__Task requirements__: Extract the text of each entry below exactly, leaving every image behind.

++++ Supplied data

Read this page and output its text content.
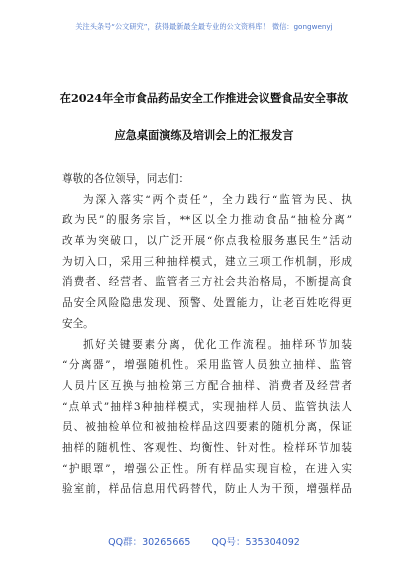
关注头条号“公文研究”，获得最新最全最专业的公文资料库！ 微信：gongwenyj
在2024年全市食品药品安全工作推进会议暨食品安全事故
应急桌面演练及培训会上的汇报发言
尊敬的各位领导，同志们：
为深入落实“两个责任”，全力践行“监管为民、执
政为民”的服务宗旨，**区以全力推动食品“抽检分离”
改革为突破口，以广泛开展“你点我检服务惠民生”活动
为切入口，采用三种抽样模式，建立三项工作机制，形成
消费者、经营者、监管者三方社会共治格局，不断提高食
品安全风险隐患发现、预警、处置能力，让老百姓吃得更
安全。
抓好关键要素分离，优化工作流程。抽样环节加装
“分离器”，增强随机性。采用监管人员独立抽样、监管
人员片区互换与抽检第三方配合抽样、消费者及经营者
“点单式”抽样3种抽样模式，实现抽样人员、监管执法人
员、被抽检单位和被抽检样品这四要素的随机分离，保证
抽样的随机性、客观性、均衡性、针对性。检样环节加装
“护眼罩”，增强公正性。所有样品实现盲检，在进入实
验室前，样品信息用代码替代，防止人为干预，增强样品
QQ群：30265665 QQ号：535304092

++++++++

__Problem solution__:
Read this page and output its text content.
关注头条号“公文研究”，获得最新最全最专业的公文资料库！ 微信：gongwenyj
在2024年全市食品药品安全工作推进会议暨食品安全事故
应急桌面演练及培训会上的汇报发言
尊敬的各位领导，同志们：
为深入落实“两个责任”，全力践行“监管为民、执
政为民”的服务宗旨，**区以全力推动食品“抽检分离”
改革为突破口，以广泛开展“你点我检服务惠民生”活动
为切入口，采用三种抽样模式，建立三项工作机制，形成
消费者、经营者、监管者三方社会共治格局，不断提高食
品安全风险隐患发现、预警、处置能力，让老百姓吃得更
安全。
抓好关键要素分离，优化工作流程。抽样环节加装
“分离器”，增强随机性。采用监管人员独立抽样、监管
人员片区互换与抽检第三方配合抽样、消费者及经营者
“点单式”抽样3种抽样模式，实现抽样人员、监管执法人
员、被抽检单位和被抽检样品这四要素的随机分离，保证
抽样的随机性、客观性、均衡性、针对性。检样环节加装
“护眼罩”，增强公正性。所有样品实现盲检，在进入实
验室前，样品信息用代码替代，防止人为干预，增强样品
QQ群：30265665 QQ号：535304092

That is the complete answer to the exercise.